DATA SHOWN start

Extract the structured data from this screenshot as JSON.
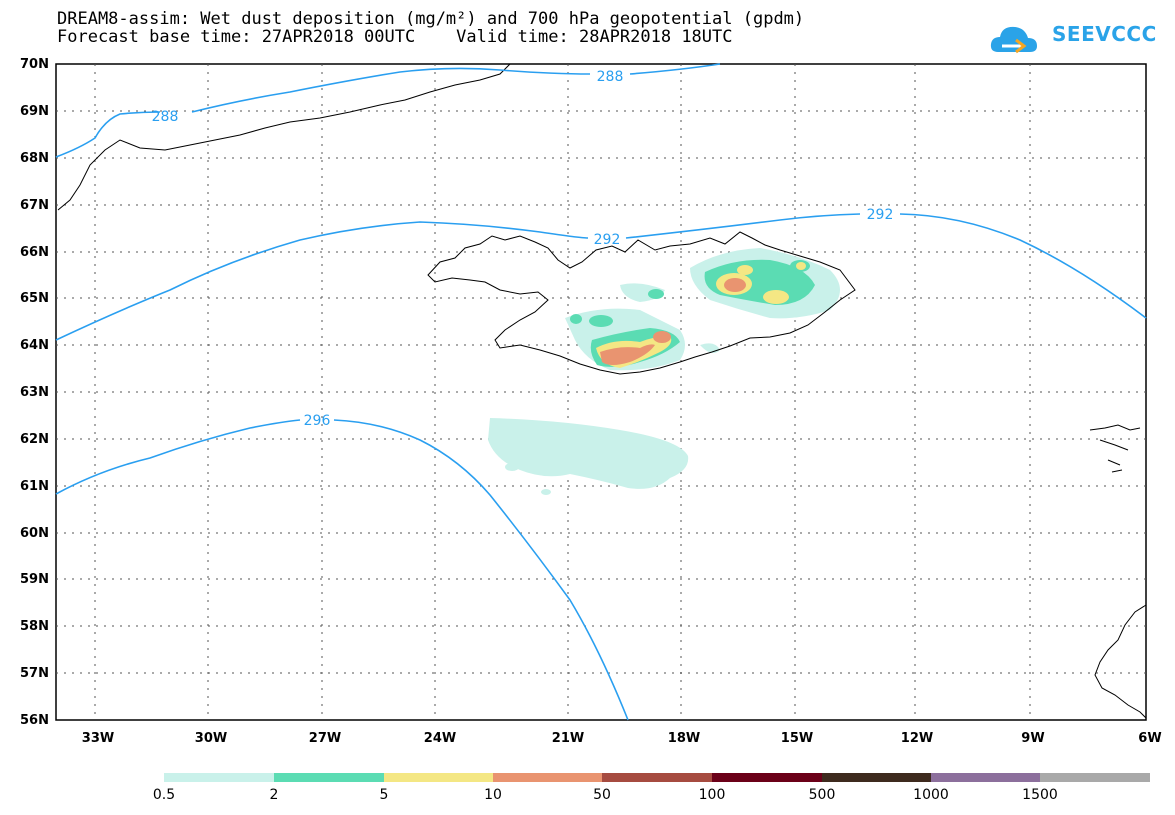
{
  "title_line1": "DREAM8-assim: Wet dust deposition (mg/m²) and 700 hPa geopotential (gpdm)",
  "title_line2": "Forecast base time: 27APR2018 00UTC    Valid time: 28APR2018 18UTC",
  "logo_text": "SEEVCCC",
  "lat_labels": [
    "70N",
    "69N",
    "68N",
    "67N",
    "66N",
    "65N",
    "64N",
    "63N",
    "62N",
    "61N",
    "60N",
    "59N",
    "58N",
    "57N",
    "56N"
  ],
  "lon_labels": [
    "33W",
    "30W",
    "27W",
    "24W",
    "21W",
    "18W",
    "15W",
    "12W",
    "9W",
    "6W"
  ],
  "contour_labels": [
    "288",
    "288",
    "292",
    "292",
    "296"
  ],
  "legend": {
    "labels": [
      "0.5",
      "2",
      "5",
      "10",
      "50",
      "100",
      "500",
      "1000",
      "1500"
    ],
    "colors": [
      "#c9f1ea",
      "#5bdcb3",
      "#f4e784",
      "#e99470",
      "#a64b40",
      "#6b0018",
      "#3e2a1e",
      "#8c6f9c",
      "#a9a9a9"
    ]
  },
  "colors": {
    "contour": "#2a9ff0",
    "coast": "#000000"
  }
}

DATA SHOWN end

:: BRIEF ::
Reproduce each line word for word and drop the pictures.

:: SOLUTION BELOW ::
Extract the structured data from this screenshot as JSON.
{
  "title_line1": "DREAM8-assim: Wet dust deposition (mg/m²) and 700 hPa geopotential (gpdm)",
  "title_line2": "Forecast base time: 27APR2018 00UTC    Valid time: 28APR2018 18UTC",
  "logo_text": "SEEVCCC",
  "lat_labels": [
    "70N",
    "69N",
    "68N",
    "67N",
    "66N",
    "65N",
    "64N",
    "63N",
    "62N",
    "61N",
    "60N",
    "59N",
    "58N",
    "57N",
    "56N"
  ],
  "lon_labels": [
    "33W",
    "30W",
    "27W",
    "24W",
    "21W",
    "18W",
    "15W",
    "12W",
    "9W",
    "6W"
  ],
  "contour_labels": [
    "288",
    "288",
    "292",
    "292",
    "296"
  ],
  "legend": {
    "labels": [
      "0.5",
      "2",
      "5",
      "10",
      "50",
      "100",
      "500",
      "1000",
      "1500"
    ],
    "colors": [
      "#c9f1ea",
      "#5bdcb3",
      "#f4e784",
      "#e99470",
      "#a64b40",
      "#6b0018",
      "#3e2a1e",
      "#8c6f9c",
      "#a9a9a9"
    ]
  },
  "colors": {
    "contour": "#2a9ff0",
    "coast": "#000000"
  }
}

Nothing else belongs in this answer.